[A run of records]

-------------------------

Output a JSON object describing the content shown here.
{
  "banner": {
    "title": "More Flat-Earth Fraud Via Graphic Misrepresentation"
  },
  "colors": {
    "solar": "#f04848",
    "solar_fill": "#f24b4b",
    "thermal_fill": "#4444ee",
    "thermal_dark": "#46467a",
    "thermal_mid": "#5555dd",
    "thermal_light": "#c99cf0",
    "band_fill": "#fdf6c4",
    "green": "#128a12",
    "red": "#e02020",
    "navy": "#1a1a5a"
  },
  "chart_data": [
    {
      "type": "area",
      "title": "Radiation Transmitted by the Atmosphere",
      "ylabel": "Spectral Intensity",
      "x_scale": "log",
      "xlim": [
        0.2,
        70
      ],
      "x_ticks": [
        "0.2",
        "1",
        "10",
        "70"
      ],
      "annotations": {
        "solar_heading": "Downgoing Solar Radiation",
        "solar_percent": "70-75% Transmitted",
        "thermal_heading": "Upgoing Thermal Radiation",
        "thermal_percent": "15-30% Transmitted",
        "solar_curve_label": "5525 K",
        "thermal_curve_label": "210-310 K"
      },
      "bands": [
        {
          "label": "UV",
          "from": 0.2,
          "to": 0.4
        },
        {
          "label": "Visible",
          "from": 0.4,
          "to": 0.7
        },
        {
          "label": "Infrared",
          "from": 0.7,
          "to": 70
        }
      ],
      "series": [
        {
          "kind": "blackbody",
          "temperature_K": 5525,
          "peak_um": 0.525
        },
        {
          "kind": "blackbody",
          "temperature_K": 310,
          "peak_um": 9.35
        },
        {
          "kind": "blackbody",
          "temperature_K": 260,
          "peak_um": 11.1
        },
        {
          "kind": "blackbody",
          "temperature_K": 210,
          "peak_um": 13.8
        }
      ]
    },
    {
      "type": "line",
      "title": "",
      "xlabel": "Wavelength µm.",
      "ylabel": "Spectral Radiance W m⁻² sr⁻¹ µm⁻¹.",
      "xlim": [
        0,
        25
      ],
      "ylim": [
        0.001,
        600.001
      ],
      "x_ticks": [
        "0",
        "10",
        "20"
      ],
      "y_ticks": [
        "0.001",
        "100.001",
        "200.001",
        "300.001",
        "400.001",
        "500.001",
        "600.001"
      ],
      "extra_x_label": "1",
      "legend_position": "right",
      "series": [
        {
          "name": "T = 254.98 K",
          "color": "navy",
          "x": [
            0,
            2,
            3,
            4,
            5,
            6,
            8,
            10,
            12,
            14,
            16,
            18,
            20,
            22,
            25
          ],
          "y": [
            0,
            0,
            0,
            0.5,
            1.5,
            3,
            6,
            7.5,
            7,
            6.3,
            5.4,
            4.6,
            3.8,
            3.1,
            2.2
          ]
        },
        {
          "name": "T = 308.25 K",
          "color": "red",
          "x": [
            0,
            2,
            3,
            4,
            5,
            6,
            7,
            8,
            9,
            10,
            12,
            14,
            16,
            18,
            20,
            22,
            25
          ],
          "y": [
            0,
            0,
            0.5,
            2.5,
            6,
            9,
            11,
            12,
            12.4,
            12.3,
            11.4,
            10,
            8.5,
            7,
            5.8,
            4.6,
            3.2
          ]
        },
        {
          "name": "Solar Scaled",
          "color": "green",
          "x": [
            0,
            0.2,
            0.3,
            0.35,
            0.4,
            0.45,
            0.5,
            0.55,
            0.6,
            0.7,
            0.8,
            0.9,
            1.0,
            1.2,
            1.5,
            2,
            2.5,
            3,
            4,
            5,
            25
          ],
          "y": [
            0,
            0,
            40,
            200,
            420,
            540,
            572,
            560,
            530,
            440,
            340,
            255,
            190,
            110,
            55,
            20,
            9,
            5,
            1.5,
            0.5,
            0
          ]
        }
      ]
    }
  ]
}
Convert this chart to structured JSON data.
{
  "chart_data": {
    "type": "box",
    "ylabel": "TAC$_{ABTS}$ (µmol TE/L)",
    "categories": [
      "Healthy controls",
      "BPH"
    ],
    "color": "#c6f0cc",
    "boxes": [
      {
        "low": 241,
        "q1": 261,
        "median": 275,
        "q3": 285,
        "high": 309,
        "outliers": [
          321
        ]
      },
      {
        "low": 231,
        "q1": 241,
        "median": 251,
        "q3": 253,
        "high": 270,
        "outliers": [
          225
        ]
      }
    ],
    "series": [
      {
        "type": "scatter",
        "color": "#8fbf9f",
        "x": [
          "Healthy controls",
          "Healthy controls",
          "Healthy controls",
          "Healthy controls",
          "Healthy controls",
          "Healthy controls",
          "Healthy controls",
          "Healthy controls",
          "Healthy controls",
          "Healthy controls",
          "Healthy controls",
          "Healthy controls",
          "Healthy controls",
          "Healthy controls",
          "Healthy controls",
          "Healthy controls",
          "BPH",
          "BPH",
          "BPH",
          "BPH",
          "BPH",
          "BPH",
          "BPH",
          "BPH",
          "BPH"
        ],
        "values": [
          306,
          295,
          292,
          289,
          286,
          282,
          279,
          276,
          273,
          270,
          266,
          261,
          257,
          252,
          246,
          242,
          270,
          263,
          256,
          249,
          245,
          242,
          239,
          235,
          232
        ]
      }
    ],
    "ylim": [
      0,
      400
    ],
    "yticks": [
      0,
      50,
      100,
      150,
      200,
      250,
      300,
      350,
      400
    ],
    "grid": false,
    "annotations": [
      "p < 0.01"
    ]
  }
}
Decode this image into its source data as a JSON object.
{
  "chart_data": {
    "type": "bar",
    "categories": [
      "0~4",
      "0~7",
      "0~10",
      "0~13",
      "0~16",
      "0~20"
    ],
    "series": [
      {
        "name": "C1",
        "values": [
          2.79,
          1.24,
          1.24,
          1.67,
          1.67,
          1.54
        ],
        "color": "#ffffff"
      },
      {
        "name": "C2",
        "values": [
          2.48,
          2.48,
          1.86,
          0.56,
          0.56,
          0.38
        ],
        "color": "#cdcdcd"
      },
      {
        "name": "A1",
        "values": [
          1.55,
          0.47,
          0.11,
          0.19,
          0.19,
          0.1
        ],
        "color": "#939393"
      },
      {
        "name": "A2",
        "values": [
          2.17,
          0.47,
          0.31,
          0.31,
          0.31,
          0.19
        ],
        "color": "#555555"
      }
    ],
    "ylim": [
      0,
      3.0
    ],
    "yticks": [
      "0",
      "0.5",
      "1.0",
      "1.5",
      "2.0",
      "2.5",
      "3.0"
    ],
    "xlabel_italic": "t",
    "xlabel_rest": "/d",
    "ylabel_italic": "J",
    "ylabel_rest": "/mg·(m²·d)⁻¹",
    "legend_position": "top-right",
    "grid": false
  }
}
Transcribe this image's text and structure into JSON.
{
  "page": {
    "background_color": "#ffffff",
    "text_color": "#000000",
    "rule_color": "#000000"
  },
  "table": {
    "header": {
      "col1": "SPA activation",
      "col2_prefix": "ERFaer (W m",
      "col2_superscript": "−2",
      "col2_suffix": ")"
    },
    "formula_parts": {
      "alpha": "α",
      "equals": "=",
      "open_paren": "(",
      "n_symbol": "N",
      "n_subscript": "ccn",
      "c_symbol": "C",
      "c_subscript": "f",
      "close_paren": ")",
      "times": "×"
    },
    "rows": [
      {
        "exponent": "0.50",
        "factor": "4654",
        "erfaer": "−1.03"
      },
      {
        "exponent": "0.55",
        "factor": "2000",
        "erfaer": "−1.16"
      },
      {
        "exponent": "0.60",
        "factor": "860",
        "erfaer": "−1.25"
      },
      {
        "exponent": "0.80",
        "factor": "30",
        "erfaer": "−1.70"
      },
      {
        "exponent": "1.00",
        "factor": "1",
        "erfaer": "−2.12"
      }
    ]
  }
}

-------------------------

What to do: Each entry above is to be printed again exactly.

Exercise solution:
Output a JSON object describing the content shown here.
{
  "banner": {
    "title": "More Flat-Earth Fraud Via Graphic Misrepresentation"
  },
  "colors": {
    "solar": "#f04848",
    "solar_fill": "#f24b4b",
    "thermal_fill": "#4444ee",
    "thermal_dark": "#46467a",
    "thermal_mid": "#5555dd",
    "thermal_light": "#c99cf0",
    "band_fill": "#fdf6c4",
    "green": "#128a12",
    "red": "#e02020",
    "navy": "#1a1a5a"
  },
  "chart_data": [
    {
      "type": "area",
      "title": "Radiation Transmitted by the Atmosphere",
      "ylabel": "Spectral Intensity",
      "x_scale": "log",
      "xlim": [
        0.2,
        70
      ],
      "x_ticks": [
        "0.2",
        "1",
        "10",
        "70"
      ],
      "annotations": {
        "solar_heading": "Downgoing Solar Radiation",
        "solar_percent": "70-75% Transmitted",
        "thermal_heading": "Upgoing Thermal Radiation",
        "thermal_percent": "15-30% Transmitted",
        "solar_curve_label": "5525 K",
        "thermal_curve_label": "210-310 K"
      },
      "bands": [
        {
          "label": "UV",
          "from": 0.2,
          "to": 0.4
        },
        {
          "label": "Visible",
          "from": 0.4,
          "to": 0.7
        },
        {
          "label": "Infrared",
          "from": 0.7,
          "to": 70
        }
      ],
      "series": [
        {
          "kind": "blackbody",
          "temperature_K": 5525,
          "peak_um": 0.525
        },
        {
          "kind": "blackbody",
          "temperature_K": 310,
          "peak_um": 9.35
        },
        {
          "kind": "blackbody",
          "temperature_K": 260,
          "peak_um": 11.1
        },
        {
          "kind": "blackbody",
          "temperature_K": 210,
          "peak_um": 13.8
        }
      ]
    },
    {
      "type": "line",
      "title": "",
      "xlabel": "Wavelength µm.",
      "ylabel": "Spectral Radiance W m⁻² sr⁻¹ µm⁻¹.",
      "xlim": [
        0,
        25
      ],
      "ylim": [
        0.001,
        600.001
      ],
      "x_ticks": [
        "0",
        "10",
        "20"
      ],
      "y_ticks": [
        "0.001",
        "100.001",
        "200.001",
        "300.001",
        "400.001",
        "500.001",
        "600.001"
      ],
      "extra_x_label": "1",
      "legend_position": "right",
      "series": [
        {
          "name": "T = 254.98 K",
          "color": "navy",
          "x": [
            0,
            2,
            3,
            4,
            5,
            6,
            8,
            10,
            12,
            14,
            16,
            18,
            20,
            22,
            25
          ],
          "y": [
            0,
            0,
            0,
            0.5,
            1.5,
            3,
            6,
            7.5,
            7,
            6.3,
            5.4,
            4.6,
            3.8,
            3.1,
            2.2
          ]
        },
        {
          "name": "T = 308.25 K",
          "color": "red",
          "x": [
            0,
            2,
            3,
            4,
            5,
            6,
            7,
            8,
            9,
            10,
            12,
            14,
            16,
            18,
            20,
            22,
            25
          ],
          "y": [
            0,
            0,
            0.5,
            2.5,
            6,
            9,
            11,
            12,
            12.4,
            12.3,
            11.4,
            10,
            8.5,
            7,
            5.8,
            4.6,
            3.2
          ]
        },
        {
          "name": "Solar Scaled",
          "color": "green",
          "x": [
            0,
            0.2,
            0.3,
            0.35,
            0.4,
            0.45,
            0.5,
            0.55,
            0.6,
            0.7,
            0.8,
            0.9,
            1.0,
            1.2,
            1.5,
            2,
            2.5,
            3,
            4,
            5,
            25
          ],
          "y": [
            0,
            0,
            40,
            200,
            420,
            540,
            572,
            560,
            530,
            440,
            340,
            255,
            190,
            110,
            55,
            20,
            9,
            5,
            1.5,
            0.5,
            0
          ]
        }
      ]
    }
  ]
}
Convert this chart to structured JSON data.
{
  "chart_data": {
    "type": "box",
    "ylabel": "TAC$_{ABTS}$ (µmol TE/L)",
    "categories": [
      "Healthy controls",
      "BPH"
    ],
    "color": "#c6f0cc",
    "boxes": [
      {
        "low": 241,
        "q1": 261,
        "median": 275,
        "q3": 285,
        "high": 309,
        "outliers": [
          321
        ]
      },
      {
        "low": 231,
        "q1": 241,
        "median": 251,
        "q3": 253,
        "high": 270,
        "outliers": [
          225
        ]
      }
    ],
    "series": [
      {
        "type": "scatter",
        "color": "#8fbf9f",
        "x": [
          "Healthy controls",
          "Healthy controls",
          "Healthy controls",
          "Healthy controls",
          "Healthy controls",
          "Healthy controls",
          "Healthy controls",
          "Healthy controls",
          "Healthy controls",
          "Healthy controls",
          "Healthy controls",
          "Healthy controls",
          "Healthy controls",
          "Healthy controls",
          "Healthy controls",
          "Healthy controls",
          "BPH",
          "BPH",
          "BPH",
          "BPH",
          "BPH",
          "BPH",
          "BPH",
          "BPH",
          "BPH"
        ],
        "values": [
          306,
          295,
          292,
          289,
          286,
          282,
          279,
          276,
          273,
          270,
          266,
          261,
          257,
          252,
          246,
          242,
          270,
          263,
          256,
          249,
          245,
          242,
          239,
          235,
          232
        ]
      }
    ],
    "ylim": [
      0,
      400
    ],
    "yticks": [
      0,
      50,
      100,
      150,
      200,
      250,
      300,
      350,
      400
    ],
    "grid": false,
    "annotations": [
      "p < 0.01"
    ]
  }
}
Decode this image into its source data as a JSON object.
{
  "chart_data": {
    "type": "bar",
    "categories": [
      "0~4",
      "0~7",
      "0~10",
      "0~13",
      "0~16",
      "0~20"
    ],
    "series": [
      {
        "name": "C1",
        "values": [
          2.79,
          1.24,
          1.24,
          1.67,
          1.67,
          1.54
        ],
        "color": "#ffffff"
      },
      {
        "name": "C2",
        "values": [
          2.48,
          2.48,
          1.86,
          0.56,
          0.56,
          0.38
        ],
        "color": "#cdcdcd"
      },
      {
        "name": "A1",
        "values": [
          1.55,
          0.47,
          0.11,
          0.19,
          0.19,
          0.1
        ],
        "color": "#939393"
      },
      {
        "name": "A2",
        "values": [
          2.17,
          0.47,
          0.31,
          0.31,
          0.31,
          0.19
        ],
        "color": "#555555"
      }
    ],
    "ylim": [
      0,
      3.0
    ],
    "yticks": [
      "0",
      "0.5",
      "1.0",
      "1.5",
      "2.0",
      "2.5",
      "3.0"
    ],
    "xlabel_italic": "t",
    "xlabel_rest": "/d",
    "ylabel_italic": "J",
    "ylabel_rest": "/mg·(m²·d)⁻¹",
    "legend_position": "top-right",
    "grid": false
  }
}
Transcribe this image's text and structure into JSON.
{
  "page": {
    "background_color": "#ffffff",
    "text_color": "#000000",
    "rule_color": "#000000"
  },
  "table": {
    "header": {
      "col1": "SPA activation",
      "col2_prefix": "ERFaer (W m",
      "col2_superscript": "−2",
      "col2_suffix": ")"
    },
    "formula_parts": {
      "alpha": "α",
      "equals": "=",
      "open_paren": "(",
      "n_symbol": "N",
      "n_subscript": "ccn",
      "c_symbol": "C",
      "c_subscript": "f",
      "close_paren": ")",
      "times": "×"
    },
    "rows": [
      {
        "exponent": "0.50",
        "factor": "4654",
        "erfaer": "−1.03"
      },
      {
        "exponent": "0.55",
        "factor": "2000",
        "erfaer": "−1.16"
      },
      {
        "exponent": "0.60",
        "factor": "860",
        "erfaer": "−1.25"
      },
      {
        "exponent": "0.80",
        "factor": "30",
        "erfaer": "−1.70"
      },
      {
        "exponent": "1.00",
        "factor": "1",
        "erfaer": "−2.12"
      }
    ]
  }
}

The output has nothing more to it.